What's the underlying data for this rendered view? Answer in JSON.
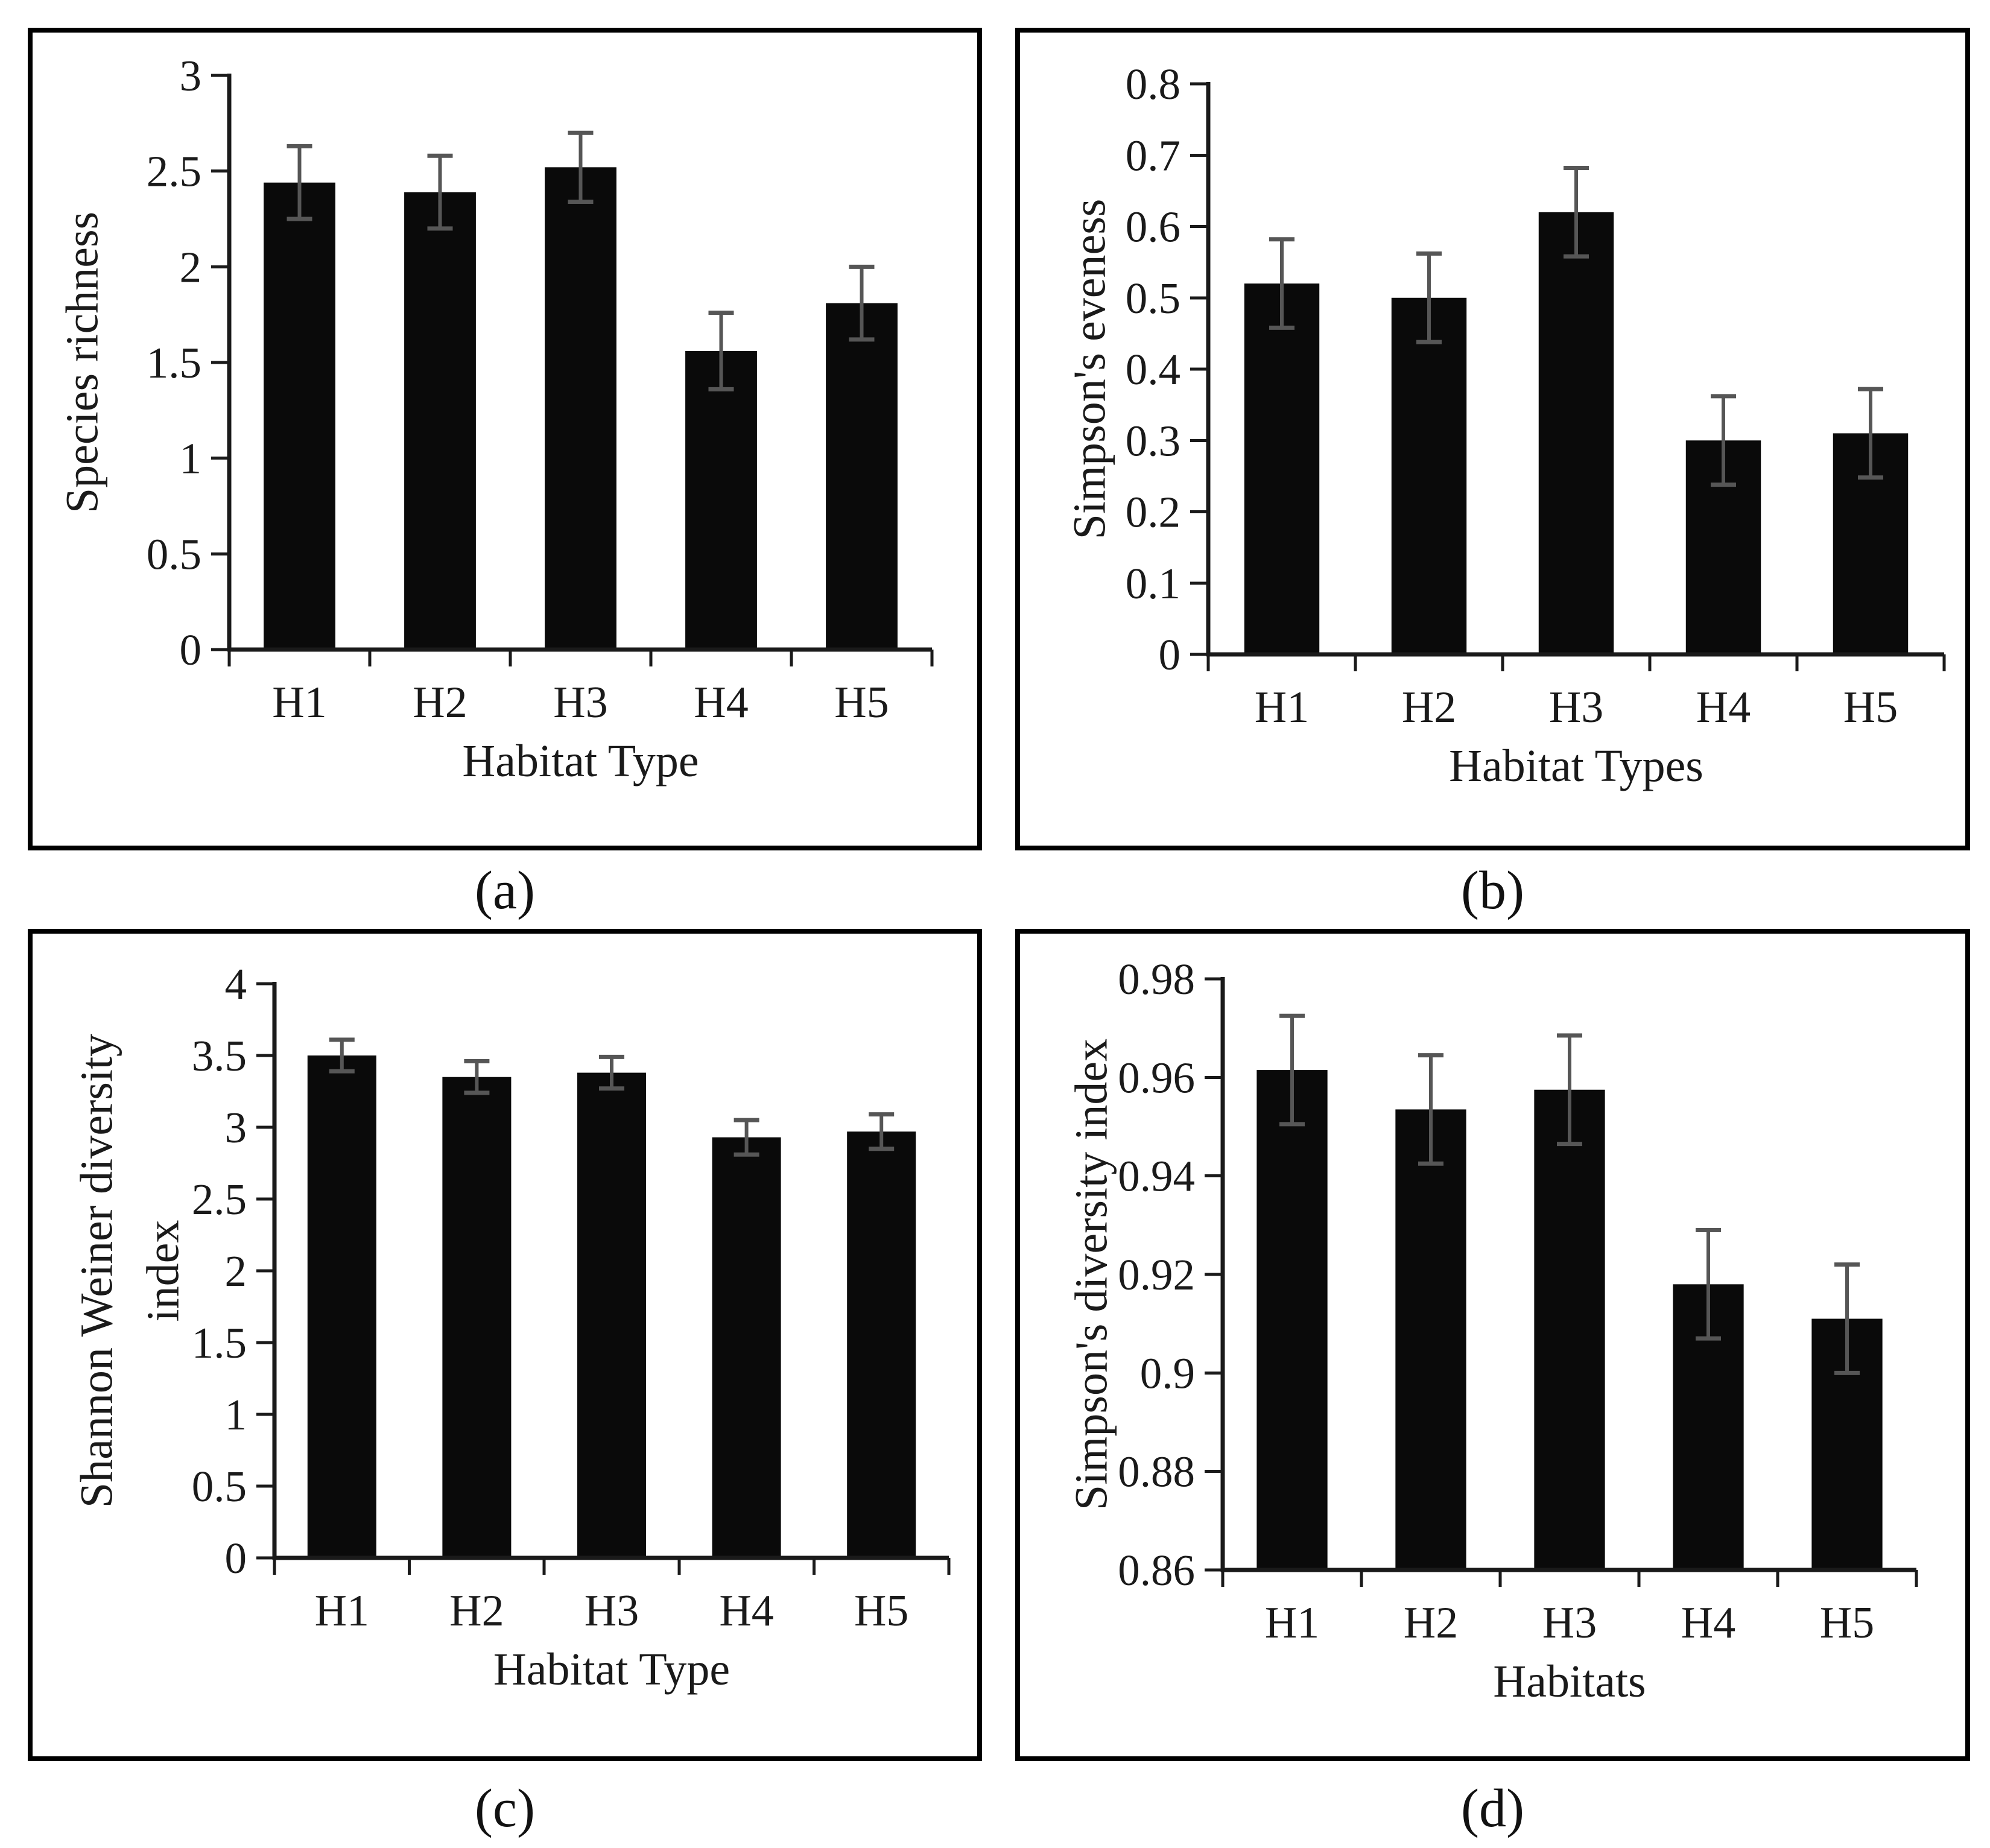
{
  "figure": {
    "background": "#ffffff",
    "panel_count": 4
  },
  "colors": {
    "bar": "#0a0a0a",
    "error_bar": "#565656",
    "axis": "#1a1a1a",
    "frame": "#000000",
    "text": "#1a1a1a"
  },
  "chart_data": [
    {
      "id": "a",
      "type": "bar",
      "caption": "(a)",
      "xlabel": "Habitat Type",
      "ylabel": "Species richness",
      "ylabel_lines": [
        "Species richness"
      ],
      "categories": [
        "H1",
        "H2",
        "H3",
        "H4",
        "H5"
      ],
      "values": [
        2.44,
        2.39,
        2.52,
        1.56,
        1.81
      ],
      "errors": [
        0.19,
        0.19,
        0.18,
        0.2,
        0.19
      ],
      "ylim": [
        0,
        3
      ],
      "ytick_step": 0.5,
      "ytick_labels": [
        "0",
        "0.5",
        "1",
        "1.5",
        "2",
        "2.5",
        "3"
      ],
      "grid": false,
      "legend": "none"
    },
    {
      "id": "b",
      "type": "bar",
      "caption": "(b)",
      "xlabel": "Habitat Types",
      "ylabel": "Simpson's eveness",
      "ylabel_lines": [
        "Simpson's eveness"
      ],
      "categories": [
        "H1",
        "H2",
        "H3",
        "H4",
        "H5"
      ],
      "values": [
        0.52,
        0.5,
        0.62,
        0.3,
        0.31
      ],
      "errors": [
        0.062,
        0.062,
        0.062,
        0.062,
        0.062
      ],
      "ylim": [
        0,
        0.8
      ],
      "ytick_step": 0.1,
      "ytick_labels": [
        "0",
        "0.1",
        "0.2",
        "0.3",
        "0.4",
        "0.5",
        "0.6",
        "0.7",
        "0.8"
      ],
      "grid": false,
      "legend": "none"
    },
    {
      "id": "c",
      "type": "bar",
      "caption": "(c)",
      "xlabel": "Habitat Type",
      "ylabel": "Shannon Weiner diversity index",
      "ylabel_lines": [
        "Shannon Weiner diversity",
        "index"
      ],
      "categories": [
        "H1",
        "H2",
        "H3",
        "H4",
        "H5"
      ],
      "values": [
        3.5,
        3.35,
        3.38,
        2.93,
        2.97
      ],
      "errors": [
        0.11,
        0.11,
        0.11,
        0.12,
        0.12
      ],
      "ylim": [
        0,
        4
      ],
      "ytick_step": 0.5,
      "ytick_labels": [
        "0",
        "0.5",
        "1",
        "1.5",
        "2",
        "2.5",
        "3",
        "3.5",
        "4"
      ],
      "grid": false,
      "legend": "none"
    },
    {
      "id": "d",
      "type": "bar",
      "caption": "(d)",
      "xlabel": "Habitats",
      "ylabel": "Simpson's diversity index",
      "ylabel_lines": [
        "Simpson's diversity index"
      ],
      "categories": [
        "H1",
        "H2",
        "H3",
        "H4",
        "H5"
      ],
      "values": [
        0.9615,
        0.9535,
        0.9575,
        0.918,
        0.911
      ],
      "errors": [
        0.011,
        0.011,
        0.011,
        0.011,
        0.011
      ],
      "ylim": [
        0.86,
        0.98
      ],
      "ytick_step": 0.02,
      "ytick_labels": [
        "0.86",
        "0.88",
        "0.9",
        "0.92",
        "0.94",
        "0.96",
        "0.98"
      ],
      "grid": false,
      "legend": "none"
    }
  ]
}
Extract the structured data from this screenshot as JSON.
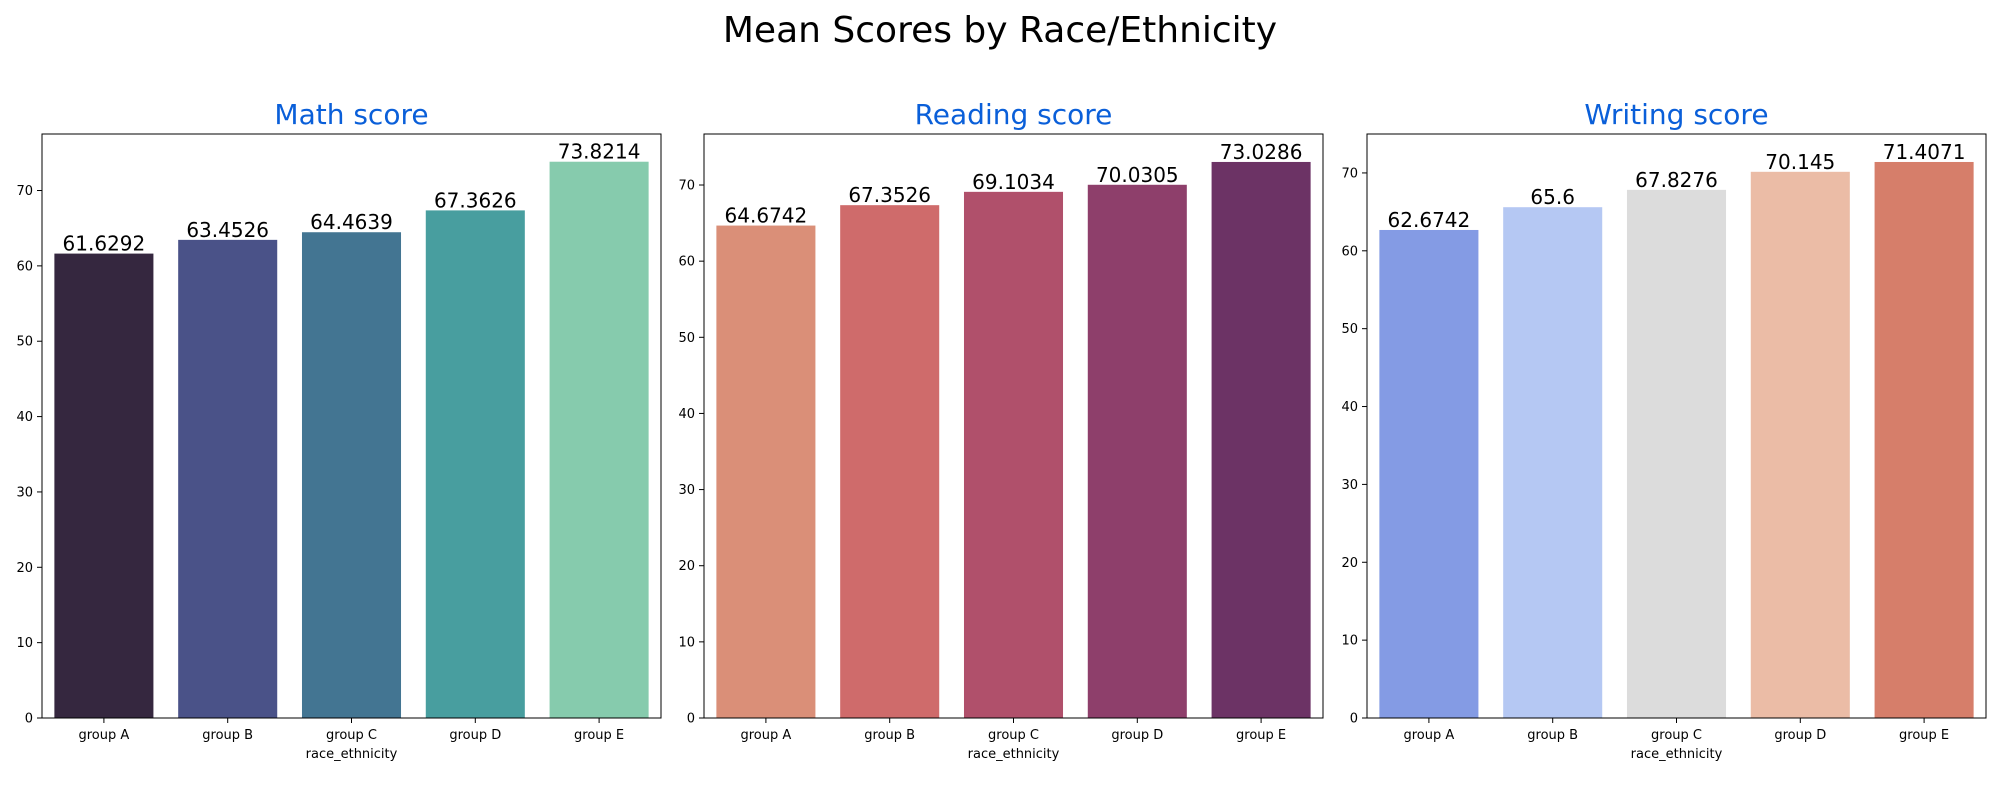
{
  "figure_title": "Mean Scores by Race/Ethnicity",
  "title_color": "#0a5fd9",
  "chart_data": [
    {
      "type": "bar",
      "title": "Math score",
      "categories": [
        "group A",
        "group B",
        "group C",
        "group D",
        "group E"
      ],
      "values": [
        61.6292,
        63.4526,
        64.4639,
        67.3626,
        73.8214
      ],
      "labels": [
        "61.6292",
        "63.4526",
        "64.4639",
        "67.3626",
        "73.8214"
      ],
      "colors": [
        "#35273f",
        "#4a5288",
        "#437592",
        "#489e9f",
        "#86cbad"
      ],
      "xlabel": "race_ethnicity",
      "ylabel": "",
      "ylim": [
        0,
        77.5
      ],
      "yticks": [
        0,
        10,
        20,
        30,
        40,
        50,
        60,
        70
      ],
      "grid": false
    },
    {
      "type": "bar",
      "title": "Reading score",
      "categories": [
        "group A",
        "group B",
        "group C",
        "group D",
        "group E"
      ],
      "values": [
        64.6742,
        67.3526,
        69.1034,
        70.0305,
        73.0286
      ],
      "labels": [
        "64.6742",
        "67.3526",
        "69.1034",
        "70.0305",
        "73.0286"
      ],
      "colors": [
        "#da8f78",
        "#cf6b6b",
        "#b0506b",
        "#8e3f6b",
        "#6c3365"
      ],
      "xlabel": "race_ethnicity",
      "ylabel": "",
      "ylim": [
        0,
        76.7
      ],
      "yticks": [
        0,
        10,
        20,
        30,
        40,
        50,
        60,
        70
      ],
      "grid": false
    },
    {
      "type": "bar",
      "title": "Writing score",
      "categories": [
        "group A",
        "group B",
        "group C",
        "group D",
        "group E"
      ],
      "values": [
        62.6742,
        65.6,
        67.8276,
        70.145,
        71.4071
      ],
      "labels": [
        "62.6742",
        "65.6",
        "67.8276",
        "70.145",
        "71.4071"
      ],
      "colors": [
        "#849be4",
        "#b5c8f3",
        "#dcdcdc",
        "#ebbca6",
        "#d67e6a"
      ],
      "xlabel": "race_ethnicity",
      "ylabel": "",
      "ylim": [
        0,
        75.0
      ],
      "yticks": [
        0,
        10,
        20,
        30,
        40,
        50,
        60,
        70
      ],
      "grid": false
    }
  ]
}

**Given exercise:**
Transcribe all the lines above exactly, apart from the pictures.

**Completed exercise:**
What's the underlying data for this rendered view? Answer in JSON.
{
  "figure": {
    "background": "#ffffff",
    "panel_count": 4
  },
  "colors": {
    "bar": "#0a0a0a",
    "error_bar": "#565656",
    "axis": "#1a1a1a",
    "frame": "#000000",
    "text": "#1a1a1a"
  },
  "chart_data": [
    {
      "id": "a",
      "type": "bar",
      "caption": "(a)",
      "xlabel": "Habitat Type",
      "ylabel": "Species richness",
      "ylabel_lines": [
        "Species richness"
      ],
      "categories": [
        "H1",
        "H2",
        "H3",
        "H4",
        "H5"
      ],
      "values": [
        2.44,
        2.39,
        2.52,
        1.56,
        1.81
      ],
      "errors": [
        0.19,
        0.19,
        0.18,
        0.2,
        0.19
      ],
      "ylim": [
        0,
        3
      ],
      "ytick_step": 0.5,
      "ytick_labels": [
        "0",
        "0.5",
        "1",
        "1.5",
        "2",
        "2.5",
        "3"
      ],
      "grid": false,
      "legend": "none"
    },
    {
      "id": "b",
      "type": "bar",
      "caption": "(b)",
      "xlabel": "Habitat Types",
      "ylabel": "Simpson's eveness",
      "ylabel_lines": [
        "Simpson's eveness"
      ],
      "categories": [
        "H1",
        "H2",
        "H3",
        "H4",
        "H5"
      ],
      "values": [
        0.52,
        0.5,
        0.62,
        0.3,
        0.31
      ],
      "errors": [
        0.062,
        0.062,
        0.062,
        0.062,
        0.062
      ],
      "ylim": [
        0,
        0.8
      ],
      "ytick_step": 0.1,
      "ytick_labels": [
        "0",
        "0.1",
        "0.2",
        "0.3",
        "0.4",
        "0.5",
        "0.6",
        "0.7",
        "0.8"
      ],
      "grid": false,
      "legend": "none"
    },
    {
      "id": "c",
      "type": "bar",
      "caption": "(c)",
      "xlabel": "Habitat Type",
      "ylabel": "Shannon Weiner diversity index",
      "ylabel_lines": [
        "Shannon Weiner diversity",
        "index"
      ],
      "categories": [
        "H1",
        "H2",
        "H3",
        "H4",
        "H5"
      ],
      "values": [
        3.5,
        3.35,
        3.38,
        2.93,
        2.97
      ],
      "errors": [
        0.11,
        0.11,
        0.11,
        0.12,
        0.12
      ],
      "ylim": [
        0,
        4
      ],
      "ytick_step": 0.5,
      "ytick_labels": [
        "0",
        "0.5",
        "1",
        "1.5",
        "2",
        "2.5",
        "3",
        "3.5",
        "4"
      ],
      "grid": false,
      "legend": "none"
    },
    {
      "id": "d",
      "type": "bar",
      "caption": "(d)",
      "xlabel": "Habitats",
      "ylabel": "Simpson's diversity index",
      "ylabel_lines": [
        "Simpson's diversity index"
      ],
      "categories": [
        "H1",
        "H2",
        "H3",
        "H4",
        "H5"
      ],
      "values": [
        0.9615,
        0.9535,
        0.9575,
        0.918,
        0.911
      ],
      "errors": [
        0.011,
        0.011,
        0.011,
        0.011,
        0.011
      ],
      "ylim": [
        0.86,
        0.98
      ],
      "ytick_step": 0.02,
      "ytick_labels": [
        "0.86",
        "0.88",
        "0.9",
        "0.92",
        "0.94",
        "0.96",
        "0.98"
      ],
      "grid": false,
      "legend": "none"
    }
  ]
}
Extract the structured data from this screenshot as JSON.
{
  "figure_title": "Mean Scores by Race/Ethnicity",
  "title_color": "#0a5fd9",
  "chart_data": [
    {
      "type": "bar",
      "title": "Math score",
      "categories": [
        "group A",
        "group B",
        "group C",
        "group D",
        "group E"
      ],
      "values": [
        61.6292,
        63.4526,
        64.4639,
        67.3626,
        73.8214
      ],
      "labels": [
        "61.6292",
        "63.4526",
        "64.4639",
        "67.3626",
        "73.8214"
      ],
      "colors": [
        "#35273f",
        "#4a5288",
        "#437592",
        "#489e9f",
        "#86cbad"
      ],
      "xlabel": "race_ethnicity",
      "ylabel": "",
      "ylim": [
        0,
        77.5
      ],
      "yticks": [
        0,
        10,
        20,
        30,
        40,
        50,
        60,
        70
      ],
      "grid": false
    },
    {
      "type": "bar",
      "title": "Reading score",
      "categories": [
        "group A",
        "group B",
        "group C",
        "group D",
        "group E"
      ],
      "values": [
        64.6742,
        67.3526,
        69.1034,
        70.0305,
        73.0286
      ],
      "labels": [
        "64.6742",
        "67.3526",
        "69.1034",
        "70.0305",
        "73.0286"
      ],
      "colors": [
        "#da8f78",
        "#cf6b6b",
        "#b0506b",
        "#8e3f6b",
        "#6c3365"
      ],
      "xlabel": "race_ethnicity",
      "ylabel": "",
      "ylim": [
        0,
        76.7
      ],
      "yticks": [
        0,
        10,
        20,
        30,
        40,
        50,
        60,
        70
      ],
      "grid": false
    },
    {
      "type": "bar",
      "title": "Writing score",
      "categories": [
        "group A",
        "group B",
        "group C",
        "group D",
        "group E"
      ],
      "values": [
        62.6742,
        65.6,
        67.8276,
        70.145,
        71.4071
      ],
      "labels": [
        "62.6742",
        "65.6",
        "67.8276",
        "70.145",
        "71.4071"
      ],
      "colors": [
        "#849be4",
        "#b5c8f3",
        "#dcdcdc",
        "#ebbca6",
        "#d67e6a"
      ],
      "xlabel": "race_ethnicity",
      "ylabel": "",
      "ylim": [
        0,
        75.0
      ],
      "yticks": [
        0,
        10,
        20,
        30,
        40,
        50,
        60,
        70
      ],
      "grid": false
    }
  ]
}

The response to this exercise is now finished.